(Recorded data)
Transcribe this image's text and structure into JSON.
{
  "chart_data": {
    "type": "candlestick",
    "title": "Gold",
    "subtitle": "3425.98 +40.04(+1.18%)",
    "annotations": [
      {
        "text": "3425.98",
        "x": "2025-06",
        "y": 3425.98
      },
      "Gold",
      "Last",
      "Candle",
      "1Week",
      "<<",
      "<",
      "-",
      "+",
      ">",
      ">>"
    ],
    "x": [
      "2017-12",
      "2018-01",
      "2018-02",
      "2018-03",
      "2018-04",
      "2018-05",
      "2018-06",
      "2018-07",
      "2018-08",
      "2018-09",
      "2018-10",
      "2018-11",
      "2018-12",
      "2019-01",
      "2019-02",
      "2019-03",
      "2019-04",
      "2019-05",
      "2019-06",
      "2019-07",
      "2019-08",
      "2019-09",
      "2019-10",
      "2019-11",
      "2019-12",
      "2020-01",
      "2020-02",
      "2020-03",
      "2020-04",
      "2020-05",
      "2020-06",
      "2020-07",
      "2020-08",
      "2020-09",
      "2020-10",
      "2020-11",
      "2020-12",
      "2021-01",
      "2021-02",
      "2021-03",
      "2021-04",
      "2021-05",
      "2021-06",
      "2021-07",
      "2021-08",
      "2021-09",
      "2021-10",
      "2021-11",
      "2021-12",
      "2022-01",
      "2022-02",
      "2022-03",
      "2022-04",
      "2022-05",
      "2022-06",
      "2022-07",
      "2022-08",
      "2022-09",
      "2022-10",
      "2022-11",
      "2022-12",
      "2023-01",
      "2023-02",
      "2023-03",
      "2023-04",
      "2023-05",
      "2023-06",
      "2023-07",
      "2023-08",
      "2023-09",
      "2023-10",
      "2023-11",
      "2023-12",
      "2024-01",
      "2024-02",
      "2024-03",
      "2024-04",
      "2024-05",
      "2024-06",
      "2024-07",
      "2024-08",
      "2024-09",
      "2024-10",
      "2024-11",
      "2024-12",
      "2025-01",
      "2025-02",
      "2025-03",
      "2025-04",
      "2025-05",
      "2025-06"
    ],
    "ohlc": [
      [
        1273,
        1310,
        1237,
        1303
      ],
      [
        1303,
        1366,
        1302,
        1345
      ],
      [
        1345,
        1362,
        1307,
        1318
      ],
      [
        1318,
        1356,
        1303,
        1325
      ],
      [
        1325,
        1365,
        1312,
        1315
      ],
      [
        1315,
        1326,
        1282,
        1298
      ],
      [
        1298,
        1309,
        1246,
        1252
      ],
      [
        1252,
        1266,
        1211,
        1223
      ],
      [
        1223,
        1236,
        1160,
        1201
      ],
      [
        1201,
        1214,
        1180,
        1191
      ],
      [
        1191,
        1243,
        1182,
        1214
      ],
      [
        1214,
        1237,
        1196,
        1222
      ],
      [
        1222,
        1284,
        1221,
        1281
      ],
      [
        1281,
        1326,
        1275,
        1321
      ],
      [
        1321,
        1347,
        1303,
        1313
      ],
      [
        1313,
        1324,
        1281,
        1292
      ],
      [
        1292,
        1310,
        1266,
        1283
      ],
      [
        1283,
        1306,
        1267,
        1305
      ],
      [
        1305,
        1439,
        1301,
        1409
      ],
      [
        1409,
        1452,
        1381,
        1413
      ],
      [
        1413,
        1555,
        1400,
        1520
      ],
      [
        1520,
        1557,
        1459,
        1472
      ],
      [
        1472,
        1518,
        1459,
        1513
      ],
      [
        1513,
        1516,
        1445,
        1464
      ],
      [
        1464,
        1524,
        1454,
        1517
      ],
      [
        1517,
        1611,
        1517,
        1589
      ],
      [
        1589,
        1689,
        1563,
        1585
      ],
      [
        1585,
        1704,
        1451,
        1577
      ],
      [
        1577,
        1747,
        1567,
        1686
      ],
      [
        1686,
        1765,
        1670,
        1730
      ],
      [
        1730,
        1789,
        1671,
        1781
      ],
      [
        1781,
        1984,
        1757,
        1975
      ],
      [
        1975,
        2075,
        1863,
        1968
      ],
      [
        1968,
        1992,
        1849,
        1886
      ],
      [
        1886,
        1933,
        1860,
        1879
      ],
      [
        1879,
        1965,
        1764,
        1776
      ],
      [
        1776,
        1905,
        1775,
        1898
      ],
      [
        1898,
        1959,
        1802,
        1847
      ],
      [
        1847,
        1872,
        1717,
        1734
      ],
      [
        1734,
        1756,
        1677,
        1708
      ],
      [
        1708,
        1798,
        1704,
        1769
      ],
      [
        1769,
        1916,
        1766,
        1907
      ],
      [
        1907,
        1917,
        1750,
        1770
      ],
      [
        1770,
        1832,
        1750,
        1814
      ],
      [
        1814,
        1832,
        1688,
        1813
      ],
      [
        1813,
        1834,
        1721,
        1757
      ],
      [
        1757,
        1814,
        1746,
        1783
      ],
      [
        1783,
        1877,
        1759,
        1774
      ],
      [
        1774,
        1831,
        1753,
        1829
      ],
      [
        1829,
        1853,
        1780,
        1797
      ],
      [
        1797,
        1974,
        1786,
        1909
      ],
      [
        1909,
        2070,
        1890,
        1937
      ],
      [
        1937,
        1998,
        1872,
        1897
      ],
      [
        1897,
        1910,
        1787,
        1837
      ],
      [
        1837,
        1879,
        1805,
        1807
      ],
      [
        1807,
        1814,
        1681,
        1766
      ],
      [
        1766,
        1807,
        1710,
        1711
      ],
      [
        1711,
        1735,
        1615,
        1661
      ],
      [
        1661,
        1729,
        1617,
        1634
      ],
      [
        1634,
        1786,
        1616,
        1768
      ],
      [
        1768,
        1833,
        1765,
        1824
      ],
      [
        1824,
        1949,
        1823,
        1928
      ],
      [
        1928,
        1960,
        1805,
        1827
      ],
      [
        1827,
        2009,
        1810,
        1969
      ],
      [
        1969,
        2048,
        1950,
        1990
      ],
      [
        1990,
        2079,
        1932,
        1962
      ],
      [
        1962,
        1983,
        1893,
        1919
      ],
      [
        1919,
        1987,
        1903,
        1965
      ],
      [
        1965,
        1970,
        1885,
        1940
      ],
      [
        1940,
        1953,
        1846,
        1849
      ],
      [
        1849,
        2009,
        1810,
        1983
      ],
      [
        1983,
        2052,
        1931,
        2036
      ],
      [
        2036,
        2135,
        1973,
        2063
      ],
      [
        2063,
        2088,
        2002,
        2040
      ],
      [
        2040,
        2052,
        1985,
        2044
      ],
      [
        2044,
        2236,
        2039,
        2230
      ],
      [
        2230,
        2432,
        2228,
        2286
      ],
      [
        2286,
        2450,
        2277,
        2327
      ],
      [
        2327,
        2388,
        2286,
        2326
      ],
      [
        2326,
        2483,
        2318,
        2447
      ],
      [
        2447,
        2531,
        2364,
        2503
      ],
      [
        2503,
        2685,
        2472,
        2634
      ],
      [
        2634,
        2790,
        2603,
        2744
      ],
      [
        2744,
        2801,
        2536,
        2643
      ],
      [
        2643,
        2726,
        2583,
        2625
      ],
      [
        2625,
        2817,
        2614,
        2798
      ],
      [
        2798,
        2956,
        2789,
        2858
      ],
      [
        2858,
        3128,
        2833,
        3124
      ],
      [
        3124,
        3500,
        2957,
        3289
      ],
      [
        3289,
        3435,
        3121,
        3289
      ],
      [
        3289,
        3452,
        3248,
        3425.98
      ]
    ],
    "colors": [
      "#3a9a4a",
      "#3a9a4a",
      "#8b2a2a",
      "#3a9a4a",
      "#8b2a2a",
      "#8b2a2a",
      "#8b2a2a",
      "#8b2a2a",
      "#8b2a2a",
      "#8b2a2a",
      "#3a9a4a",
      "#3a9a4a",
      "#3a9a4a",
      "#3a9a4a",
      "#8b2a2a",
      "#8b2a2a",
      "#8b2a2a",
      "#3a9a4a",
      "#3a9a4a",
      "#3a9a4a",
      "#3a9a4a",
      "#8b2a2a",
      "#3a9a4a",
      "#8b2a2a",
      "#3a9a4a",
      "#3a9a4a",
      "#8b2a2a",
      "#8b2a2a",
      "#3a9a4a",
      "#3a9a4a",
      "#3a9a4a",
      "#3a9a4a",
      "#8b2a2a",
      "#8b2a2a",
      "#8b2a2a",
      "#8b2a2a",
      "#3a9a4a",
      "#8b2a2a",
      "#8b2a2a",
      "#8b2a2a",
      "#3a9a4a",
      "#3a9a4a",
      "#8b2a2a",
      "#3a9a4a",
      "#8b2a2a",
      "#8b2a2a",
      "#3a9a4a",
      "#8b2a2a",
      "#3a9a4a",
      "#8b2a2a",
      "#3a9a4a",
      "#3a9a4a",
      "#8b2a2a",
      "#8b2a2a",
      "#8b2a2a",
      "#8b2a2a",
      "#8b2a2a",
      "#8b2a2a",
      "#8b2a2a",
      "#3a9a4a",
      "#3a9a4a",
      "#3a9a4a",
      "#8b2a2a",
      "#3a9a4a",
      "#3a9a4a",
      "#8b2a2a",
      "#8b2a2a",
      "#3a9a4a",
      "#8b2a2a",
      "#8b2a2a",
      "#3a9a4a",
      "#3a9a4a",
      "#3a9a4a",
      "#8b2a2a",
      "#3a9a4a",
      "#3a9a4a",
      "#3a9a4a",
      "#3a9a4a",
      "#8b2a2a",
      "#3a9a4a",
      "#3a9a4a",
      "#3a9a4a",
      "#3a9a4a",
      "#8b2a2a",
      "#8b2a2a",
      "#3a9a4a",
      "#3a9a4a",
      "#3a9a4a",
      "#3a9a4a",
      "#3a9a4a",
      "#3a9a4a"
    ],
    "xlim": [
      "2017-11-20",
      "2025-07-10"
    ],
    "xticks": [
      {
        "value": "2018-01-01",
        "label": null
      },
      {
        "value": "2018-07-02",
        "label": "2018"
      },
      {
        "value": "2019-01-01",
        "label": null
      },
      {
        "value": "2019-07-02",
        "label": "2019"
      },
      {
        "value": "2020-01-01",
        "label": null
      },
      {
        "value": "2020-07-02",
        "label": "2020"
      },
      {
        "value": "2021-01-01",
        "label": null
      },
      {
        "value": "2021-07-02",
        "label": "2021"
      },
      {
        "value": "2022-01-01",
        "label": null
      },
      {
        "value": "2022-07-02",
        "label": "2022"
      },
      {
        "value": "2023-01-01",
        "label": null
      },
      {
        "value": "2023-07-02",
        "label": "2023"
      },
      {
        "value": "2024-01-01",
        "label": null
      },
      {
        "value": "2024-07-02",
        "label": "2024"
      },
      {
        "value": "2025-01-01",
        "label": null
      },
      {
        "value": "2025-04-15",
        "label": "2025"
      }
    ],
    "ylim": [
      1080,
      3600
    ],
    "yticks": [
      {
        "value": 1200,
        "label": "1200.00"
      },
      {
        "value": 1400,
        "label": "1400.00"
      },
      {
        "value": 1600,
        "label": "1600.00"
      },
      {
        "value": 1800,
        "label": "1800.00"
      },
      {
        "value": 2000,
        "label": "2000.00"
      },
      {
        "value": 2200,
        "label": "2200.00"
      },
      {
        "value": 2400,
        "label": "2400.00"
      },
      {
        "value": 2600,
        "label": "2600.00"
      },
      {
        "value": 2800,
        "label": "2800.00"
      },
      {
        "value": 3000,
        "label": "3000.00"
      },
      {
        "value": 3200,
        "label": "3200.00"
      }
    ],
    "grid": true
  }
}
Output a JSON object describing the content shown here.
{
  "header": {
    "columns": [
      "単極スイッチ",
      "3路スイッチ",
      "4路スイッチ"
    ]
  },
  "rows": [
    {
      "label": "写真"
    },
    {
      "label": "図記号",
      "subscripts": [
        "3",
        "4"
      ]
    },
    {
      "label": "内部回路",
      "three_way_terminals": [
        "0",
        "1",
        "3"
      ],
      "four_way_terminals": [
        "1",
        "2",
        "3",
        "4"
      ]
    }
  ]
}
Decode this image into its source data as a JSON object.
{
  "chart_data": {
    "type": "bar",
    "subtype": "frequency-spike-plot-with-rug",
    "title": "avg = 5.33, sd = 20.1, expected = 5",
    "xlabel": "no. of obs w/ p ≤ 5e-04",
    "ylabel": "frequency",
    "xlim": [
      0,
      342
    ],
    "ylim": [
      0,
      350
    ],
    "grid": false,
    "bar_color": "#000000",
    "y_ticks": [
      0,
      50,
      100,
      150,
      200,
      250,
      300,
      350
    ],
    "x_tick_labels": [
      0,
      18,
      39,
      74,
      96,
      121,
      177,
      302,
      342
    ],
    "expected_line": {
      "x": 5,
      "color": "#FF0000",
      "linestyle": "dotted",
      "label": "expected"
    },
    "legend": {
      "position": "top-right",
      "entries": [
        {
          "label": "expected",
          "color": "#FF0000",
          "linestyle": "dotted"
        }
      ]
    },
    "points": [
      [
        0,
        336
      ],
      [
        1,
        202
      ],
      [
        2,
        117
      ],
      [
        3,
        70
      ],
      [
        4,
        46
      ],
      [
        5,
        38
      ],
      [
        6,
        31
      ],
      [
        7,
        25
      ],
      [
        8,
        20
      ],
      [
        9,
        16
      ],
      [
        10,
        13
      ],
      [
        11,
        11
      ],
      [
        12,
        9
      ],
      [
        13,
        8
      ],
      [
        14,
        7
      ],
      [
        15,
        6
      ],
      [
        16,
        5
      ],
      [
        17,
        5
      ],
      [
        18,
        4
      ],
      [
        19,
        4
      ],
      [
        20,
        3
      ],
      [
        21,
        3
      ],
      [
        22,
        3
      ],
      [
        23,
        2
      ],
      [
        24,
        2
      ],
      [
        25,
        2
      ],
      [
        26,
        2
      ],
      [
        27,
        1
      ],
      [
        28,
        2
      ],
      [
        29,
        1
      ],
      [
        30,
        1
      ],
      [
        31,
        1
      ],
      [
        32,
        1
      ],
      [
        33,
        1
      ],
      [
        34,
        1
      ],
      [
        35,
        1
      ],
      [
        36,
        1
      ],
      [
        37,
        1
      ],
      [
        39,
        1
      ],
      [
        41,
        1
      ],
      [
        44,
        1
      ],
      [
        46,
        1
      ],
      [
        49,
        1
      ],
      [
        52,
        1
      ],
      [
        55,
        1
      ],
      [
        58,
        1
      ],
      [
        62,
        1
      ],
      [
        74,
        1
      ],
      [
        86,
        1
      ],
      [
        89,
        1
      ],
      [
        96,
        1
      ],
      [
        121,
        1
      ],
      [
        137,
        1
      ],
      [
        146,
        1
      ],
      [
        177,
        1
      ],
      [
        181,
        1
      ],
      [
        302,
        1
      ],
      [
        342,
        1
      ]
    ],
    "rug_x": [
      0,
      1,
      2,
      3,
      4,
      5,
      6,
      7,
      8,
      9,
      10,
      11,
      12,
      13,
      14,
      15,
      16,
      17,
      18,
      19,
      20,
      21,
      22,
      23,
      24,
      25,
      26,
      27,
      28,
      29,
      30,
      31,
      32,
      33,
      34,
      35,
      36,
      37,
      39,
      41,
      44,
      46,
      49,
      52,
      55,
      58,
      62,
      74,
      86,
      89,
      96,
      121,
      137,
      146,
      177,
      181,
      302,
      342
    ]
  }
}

▶ [The problem] Whenever "object" turns up in a line, pick that line out.

▶ [Full response]
Output a JSON object describing the content shown here.
Decode this image into its source data as a JSON object.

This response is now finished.